● **EXERCISE DESCRIPTION**
Transcribe the material word for word, but without the images.

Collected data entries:
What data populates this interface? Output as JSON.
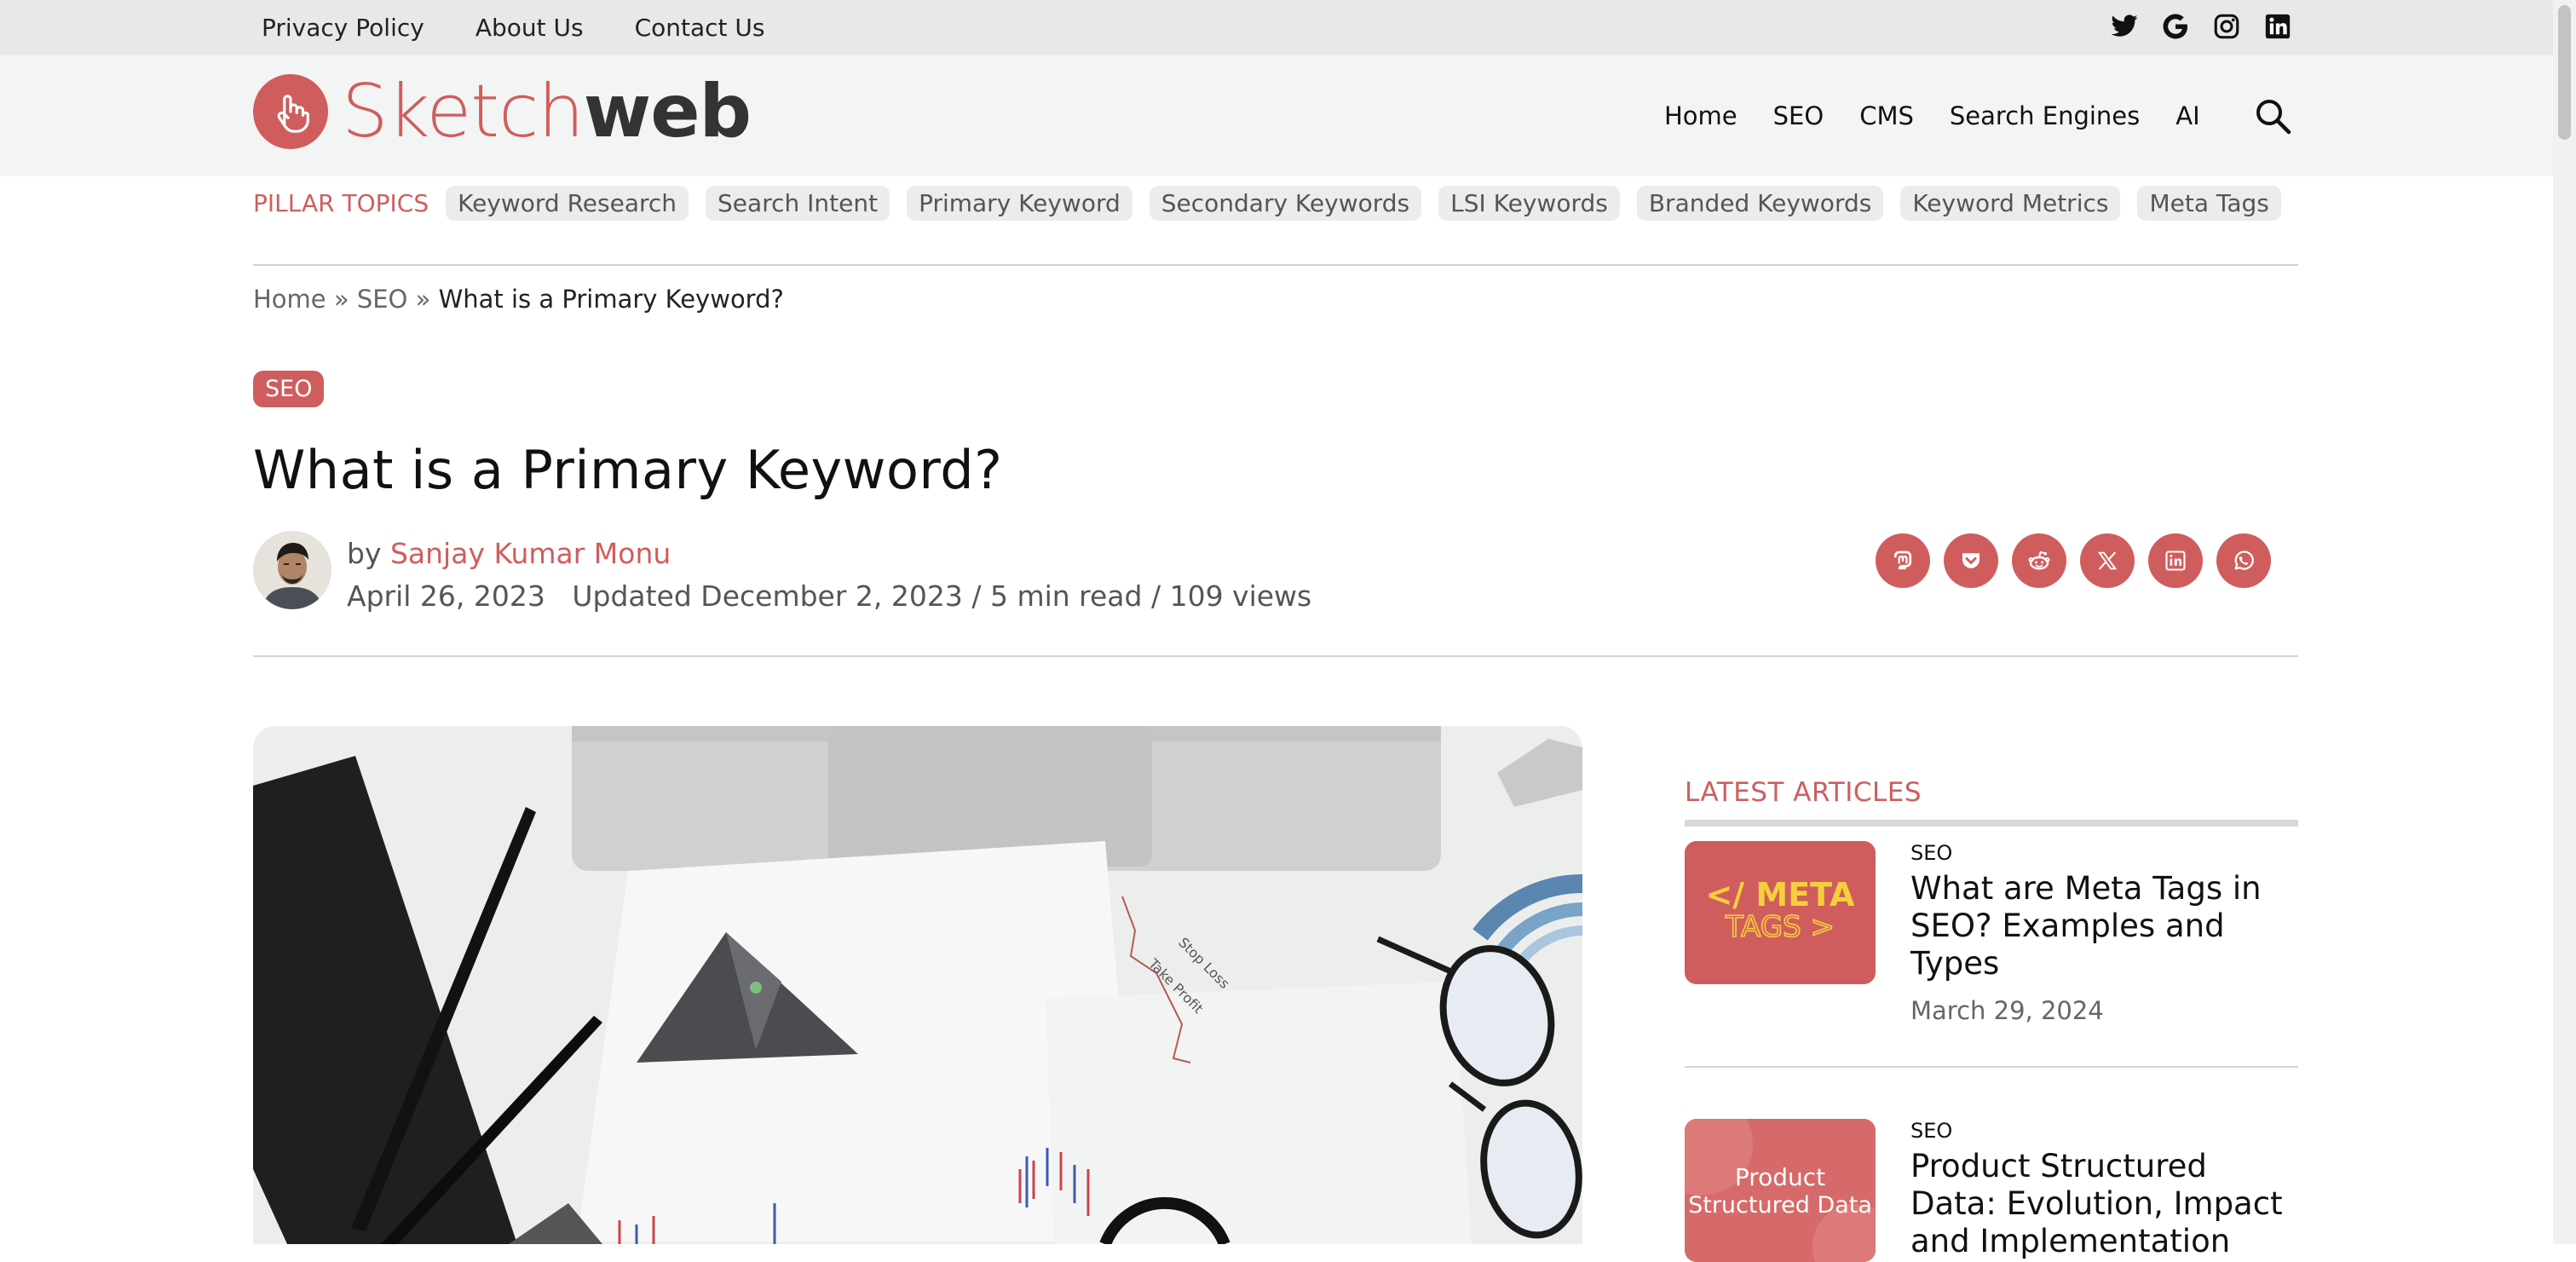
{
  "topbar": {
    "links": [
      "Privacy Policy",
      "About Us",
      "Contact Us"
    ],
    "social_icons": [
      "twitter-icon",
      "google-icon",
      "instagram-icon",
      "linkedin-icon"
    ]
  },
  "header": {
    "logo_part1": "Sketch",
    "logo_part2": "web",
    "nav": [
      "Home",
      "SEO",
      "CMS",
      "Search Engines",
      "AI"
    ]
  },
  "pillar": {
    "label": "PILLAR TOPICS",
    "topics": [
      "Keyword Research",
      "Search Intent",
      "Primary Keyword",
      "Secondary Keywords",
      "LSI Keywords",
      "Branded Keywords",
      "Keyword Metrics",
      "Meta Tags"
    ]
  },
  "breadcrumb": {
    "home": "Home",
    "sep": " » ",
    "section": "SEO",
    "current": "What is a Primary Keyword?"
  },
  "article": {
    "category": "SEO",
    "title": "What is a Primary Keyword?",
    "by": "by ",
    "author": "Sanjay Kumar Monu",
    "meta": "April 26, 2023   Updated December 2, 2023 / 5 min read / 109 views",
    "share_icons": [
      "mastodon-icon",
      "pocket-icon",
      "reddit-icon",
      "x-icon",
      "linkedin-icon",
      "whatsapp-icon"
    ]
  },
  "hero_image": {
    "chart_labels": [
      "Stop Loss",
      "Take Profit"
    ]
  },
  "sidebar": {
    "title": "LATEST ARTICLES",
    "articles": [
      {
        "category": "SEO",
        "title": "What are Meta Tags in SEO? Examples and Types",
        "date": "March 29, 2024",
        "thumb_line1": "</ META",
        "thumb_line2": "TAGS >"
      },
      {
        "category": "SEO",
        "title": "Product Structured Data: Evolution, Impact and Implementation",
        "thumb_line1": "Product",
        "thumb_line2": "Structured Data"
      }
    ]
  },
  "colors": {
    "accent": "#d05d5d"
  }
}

● **SOLUTION TO THE EXERCISE**
What data populates this interface? Output as JSON.
{
  "topbar": {
    "links": [
      "Privacy Policy",
      "About Us",
      "Contact Us"
    ],
    "social_icons": [
      "twitter-icon",
      "google-icon",
      "instagram-icon",
      "linkedin-icon"
    ]
  },
  "header": {
    "logo_part1": "Sketch",
    "logo_part2": "web",
    "nav": [
      "Home",
      "SEO",
      "CMS",
      "Search Engines",
      "AI"
    ]
  },
  "pillar": {
    "label": "PILLAR TOPICS",
    "topics": [
      "Keyword Research",
      "Search Intent",
      "Primary Keyword",
      "Secondary Keywords",
      "LSI Keywords",
      "Branded Keywords",
      "Keyword Metrics",
      "Meta Tags"
    ]
  },
  "breadcrumb": {
    "home": "Home",
    "sep": " » ",
    "section": "SEO",
    "current": "What is a Primary Keyword?"
  },
  "article": {
    "category": "SEO",
    "title": "What is a Primary Keyword?",
    "by": "by ",
    "author": "Sanjay Kumar Monu",
    "meta": "April 26, 2023   Updated December 2, 2023 / 5 min read / 109 views",
    "share_icons": [
      "mastodon-icon",
      "pocket-icon",
      "reddit-icon",
      "x-icon",
      "linkedin-icon",
      "whatsapp-icon"
    ]
  },
  "hero_image": {
    "chart_labels": [
      "Stop Loss",
      "Take Profit"
    ]
  },
  "sidebar": {
    "title": "LATEST ARTICLES",
    "articles": [
      {
        "category": "SEO",
        "title": "What are Meta Tags in SEO? Examples and Types",
        "date": "March 29, 2024",
        "thumb_line1": "</ META",
        "thumb_line2": "TAGS >"
      },
      {
        "category": "SEO",
        "title": "Product Structured Data: Evolution, Impact and Implementation",
        "thumb_line1": "Product",
        "thumb_line2": "Structured Data"
      }
    ]
  },
  "colors": {
    "accent": "#d05d5d"
  }
}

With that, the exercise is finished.